CONSIGNES
**A)** Répondez à ces questions sur l'entretien consacré au Heiva :
(i) En quelle année la fusion entre les fêtes françaises et la volonté de célébrer la culture du territoire voit-elle le jour ?
(ii) Qui réintroduit officiellement le mot Heiva dans les années 1980 ?
(iii) Autour de quoi le Hivinau aurait-il été dansé ?
**B)** Reprenez fidèlement, dans l'entretien consacré au Heiva, tout le passage qui va de "Pour un peu" jusqu'à "et sports traditionnels.".
**C)** Résumez en deux phrases l'entretien consacré au Heiva.

L’interview de Matani Kainuku - Président du Jury du Heiva i Tahiti 2025 - Part II

Matani, en tant que président du jury du Heiva 2025, a naturellement éveillé en nous de nombreuses questions autour de cette célébration si centrale dans la vie culturelle polynésienne.

Déjà… d’où vient le Heiva ? Qu’est-ce que c’est exactement ?

Pour un peu de contexte historique : le Heiva de juillet s’inspire initialement des fêtes du Tiurai, elles-mêmes calquées sur la célébration française du 14 juillet, fête nationale commémorant la prise de la Bastille. En 1881, une fusion entre ces fêtes françaises et une volonté de célébrer la culture du territoire voit le jour, donnant naissance à un événement festif mêlant danses, chants et sports traditionnels.

Matani sourit en nous disant :

“Je ne pense pas que les Tahitiens d’autrefois dansaient en quadrillage comme les militaires... C’est clairement une influence française. La plupart des peuples autochtones dans le monde dansent en cercle, souvent autour d’un feu, pour célébrer la vie, la mort, l’abondance…”

Dans les années 1980, le président Gaston Flosse réintroduit officiellement le mot Heiva pour désigner cette célébration. Mais grâce au voyage des mots et à la mémoire portée par la langue, on comprend vite que ce terme est bien plus ancien. On en retrouve la trace dès les années 1819, interdit aux côtés du Hīmene et du 'Ori Tahiti dans le fameux Code Pomare.

La danse traditionnelle elle-même soulève de nombreuses interrogations : qu’est-ce qui est vraiment “traditionnel” ? L’arrivée des marins, des missionnaires, des cultures étrangères a forcément influencé les formes d’expression locales.

Prenons le Hivinau, par exemple — il aurait été dansé autour des mâts d’un voilier européen, plutôt que d’une pirogue polynésienne. Le Pā’ō’ā, quant à lui, aurait accompagné la fabrication du tapa, ou encore rythmé le lavage du linge, voire certains rituels de mariage. Ces pratiques sont encore sujettes à interprétation et nourrissent aujourd’hui les réflexions et les recherches de ceux qui cherchent à honorer les racines tout en vivant le présent.

Fête du Tiurai

Aujourd’hui, le Heiva est un acte d’amour vibrant envers la culture mā’ohi. C'est une ode à la culture polynésienne.

Chaque groupe qui monte sur scène a passé des mois, parfois des années entière, à créer une œuvre complète et profondément enracinée :

  • Un thème souvent inspiré d’une légende ou d’un fait historique

  • Des costumes fabriqués à la main, à partir de matières naturelles

  • Des chorégraphies puissantes, codées et riches de sens

  • Des chants en tahitien, porteurs de messages, identitaires ou spirituels

Le Heiva dépasse les frontières de Tahiti. Il inspire aujourd’hui des écoles de danse dans le monde entier, des États-Unis au Japon, et continue de faire rayonner cette culture grâce à des figures emblématiques comme Matani Kainuku mais aussi Makau Foster ou encore Tiare Trompette.

ENTRÉES AFFICHÉES
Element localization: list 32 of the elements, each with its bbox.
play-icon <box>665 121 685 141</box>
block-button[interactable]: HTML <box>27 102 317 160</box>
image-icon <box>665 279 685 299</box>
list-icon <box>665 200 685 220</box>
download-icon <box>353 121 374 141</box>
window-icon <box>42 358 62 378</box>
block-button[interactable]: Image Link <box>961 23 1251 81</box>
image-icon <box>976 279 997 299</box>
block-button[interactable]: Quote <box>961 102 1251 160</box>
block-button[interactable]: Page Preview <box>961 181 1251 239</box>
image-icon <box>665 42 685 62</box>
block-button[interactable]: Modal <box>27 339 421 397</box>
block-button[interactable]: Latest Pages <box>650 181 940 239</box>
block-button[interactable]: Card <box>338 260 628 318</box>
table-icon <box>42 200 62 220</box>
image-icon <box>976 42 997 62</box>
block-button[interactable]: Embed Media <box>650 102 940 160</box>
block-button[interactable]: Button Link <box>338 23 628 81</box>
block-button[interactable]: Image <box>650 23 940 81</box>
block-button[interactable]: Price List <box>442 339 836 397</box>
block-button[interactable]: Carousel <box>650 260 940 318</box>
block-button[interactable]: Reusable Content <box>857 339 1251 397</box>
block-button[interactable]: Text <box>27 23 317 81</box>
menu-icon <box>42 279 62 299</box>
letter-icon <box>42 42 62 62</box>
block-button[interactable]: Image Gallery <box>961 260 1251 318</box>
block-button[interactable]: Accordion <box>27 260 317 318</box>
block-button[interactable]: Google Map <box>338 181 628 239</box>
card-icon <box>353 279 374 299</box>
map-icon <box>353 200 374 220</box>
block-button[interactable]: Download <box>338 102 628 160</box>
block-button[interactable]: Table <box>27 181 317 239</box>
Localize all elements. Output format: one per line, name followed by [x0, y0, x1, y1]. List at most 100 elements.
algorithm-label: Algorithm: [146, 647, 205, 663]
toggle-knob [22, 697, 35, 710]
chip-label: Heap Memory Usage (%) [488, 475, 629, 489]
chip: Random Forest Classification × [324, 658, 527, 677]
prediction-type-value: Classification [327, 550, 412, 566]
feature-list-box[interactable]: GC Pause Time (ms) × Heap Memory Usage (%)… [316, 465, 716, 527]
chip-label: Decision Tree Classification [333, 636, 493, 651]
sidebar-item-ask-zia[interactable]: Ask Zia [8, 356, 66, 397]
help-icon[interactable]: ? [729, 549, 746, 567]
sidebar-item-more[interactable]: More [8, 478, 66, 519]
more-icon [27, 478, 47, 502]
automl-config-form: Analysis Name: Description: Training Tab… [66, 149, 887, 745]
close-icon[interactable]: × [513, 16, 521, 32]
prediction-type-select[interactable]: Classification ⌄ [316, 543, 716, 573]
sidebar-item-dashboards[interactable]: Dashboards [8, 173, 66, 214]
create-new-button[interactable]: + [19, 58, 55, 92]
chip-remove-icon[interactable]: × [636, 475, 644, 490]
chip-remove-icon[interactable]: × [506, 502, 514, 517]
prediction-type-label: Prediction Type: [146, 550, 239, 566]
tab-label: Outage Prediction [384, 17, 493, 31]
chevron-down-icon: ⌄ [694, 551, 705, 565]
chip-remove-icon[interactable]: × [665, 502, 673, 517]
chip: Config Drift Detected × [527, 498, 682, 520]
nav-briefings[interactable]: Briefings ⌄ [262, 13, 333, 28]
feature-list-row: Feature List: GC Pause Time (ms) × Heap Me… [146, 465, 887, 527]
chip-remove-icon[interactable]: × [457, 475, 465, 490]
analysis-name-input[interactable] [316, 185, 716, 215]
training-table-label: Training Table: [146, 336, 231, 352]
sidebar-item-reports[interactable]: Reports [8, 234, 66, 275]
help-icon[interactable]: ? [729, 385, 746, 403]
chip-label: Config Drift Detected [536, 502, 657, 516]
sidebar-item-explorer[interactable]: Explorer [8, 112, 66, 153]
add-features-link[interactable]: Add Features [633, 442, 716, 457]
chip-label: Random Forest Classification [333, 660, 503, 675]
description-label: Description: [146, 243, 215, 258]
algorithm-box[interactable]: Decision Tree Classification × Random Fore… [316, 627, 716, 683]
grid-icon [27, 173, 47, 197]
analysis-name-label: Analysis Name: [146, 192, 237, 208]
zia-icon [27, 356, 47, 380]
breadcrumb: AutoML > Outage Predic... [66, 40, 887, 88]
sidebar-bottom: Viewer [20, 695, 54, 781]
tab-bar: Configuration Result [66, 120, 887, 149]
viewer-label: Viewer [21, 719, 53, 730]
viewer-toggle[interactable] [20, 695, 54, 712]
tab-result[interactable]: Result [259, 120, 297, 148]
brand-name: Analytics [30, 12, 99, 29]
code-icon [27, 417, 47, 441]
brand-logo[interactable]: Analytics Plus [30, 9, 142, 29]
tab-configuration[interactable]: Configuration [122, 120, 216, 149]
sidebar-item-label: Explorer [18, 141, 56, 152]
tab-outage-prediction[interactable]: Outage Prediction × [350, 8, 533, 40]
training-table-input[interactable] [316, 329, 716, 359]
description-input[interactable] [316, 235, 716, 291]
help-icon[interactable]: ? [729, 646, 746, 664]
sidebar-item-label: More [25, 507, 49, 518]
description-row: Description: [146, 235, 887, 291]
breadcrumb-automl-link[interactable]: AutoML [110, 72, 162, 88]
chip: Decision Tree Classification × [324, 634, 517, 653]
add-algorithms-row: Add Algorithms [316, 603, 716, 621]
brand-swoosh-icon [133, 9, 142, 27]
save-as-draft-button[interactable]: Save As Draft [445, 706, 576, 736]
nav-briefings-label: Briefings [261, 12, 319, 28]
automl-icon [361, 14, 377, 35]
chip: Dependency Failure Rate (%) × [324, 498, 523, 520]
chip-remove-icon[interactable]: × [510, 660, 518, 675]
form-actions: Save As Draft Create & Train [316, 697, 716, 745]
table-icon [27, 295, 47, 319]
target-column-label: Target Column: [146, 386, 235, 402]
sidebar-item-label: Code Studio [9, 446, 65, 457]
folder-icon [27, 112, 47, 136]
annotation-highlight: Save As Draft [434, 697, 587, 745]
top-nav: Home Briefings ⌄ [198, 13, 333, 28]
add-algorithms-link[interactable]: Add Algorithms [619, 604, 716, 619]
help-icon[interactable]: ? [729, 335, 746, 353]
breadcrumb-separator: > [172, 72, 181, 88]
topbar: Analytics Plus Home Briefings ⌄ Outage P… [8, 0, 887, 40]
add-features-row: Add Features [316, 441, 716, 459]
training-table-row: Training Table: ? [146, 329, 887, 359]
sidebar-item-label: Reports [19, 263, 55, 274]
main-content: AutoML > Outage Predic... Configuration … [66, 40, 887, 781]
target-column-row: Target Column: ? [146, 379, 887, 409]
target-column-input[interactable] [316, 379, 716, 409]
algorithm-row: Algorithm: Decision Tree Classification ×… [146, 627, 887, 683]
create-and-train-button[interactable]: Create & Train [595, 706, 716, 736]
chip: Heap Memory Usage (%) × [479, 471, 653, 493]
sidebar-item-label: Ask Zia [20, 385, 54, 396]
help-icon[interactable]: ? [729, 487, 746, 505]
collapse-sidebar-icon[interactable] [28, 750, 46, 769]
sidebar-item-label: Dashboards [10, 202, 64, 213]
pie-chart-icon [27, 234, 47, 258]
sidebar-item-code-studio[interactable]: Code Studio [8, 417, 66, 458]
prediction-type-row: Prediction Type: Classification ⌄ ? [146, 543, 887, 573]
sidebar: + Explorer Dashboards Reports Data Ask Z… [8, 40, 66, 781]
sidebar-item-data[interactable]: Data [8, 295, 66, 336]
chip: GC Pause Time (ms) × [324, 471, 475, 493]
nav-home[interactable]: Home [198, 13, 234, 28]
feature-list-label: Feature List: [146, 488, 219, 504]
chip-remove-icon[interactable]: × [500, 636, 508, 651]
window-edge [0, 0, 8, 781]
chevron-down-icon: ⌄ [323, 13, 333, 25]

RÉPONSES PAR CONSIGNE
**A)**
(i) En 1881.
(ii) Le président Gaston Flosse.
(iii) Autour des mâts d'un voilier européen, plutôt que d'une pirogue polynésienne.

**B)**
Pour un peu de contexte historique : le Heiva de juillet s’inspire initialement des fêtes du Tiurai, elles-mêmes calquées sur la célébration française du 14 juillet, fête nationale commémorant la prise de la Bastille. En 1881, une fusion entre ces fêtes françaises et une volonté de célébrer la culture du territoire voit le jour, donnant naissance à un événement festif mêlant danses, chants et sports traditionnels.

**C)** Le Heiva de juillet s'inspire des fêtes du Tiurai, elles-mêmes calquées sur le 14 juillet français, et naît en 1881 de leur fusion avec une volonté de célébrer la culture du territoire. Le mot Heiva, déjà interdit en 1819 par le Code Pomare, est réintroduit dans les années 1980 par Gaston Flosse, et cette célébration, aujourd'hui une ode à la culture polynésienne, inspire des écoles de danse dans le monde entier.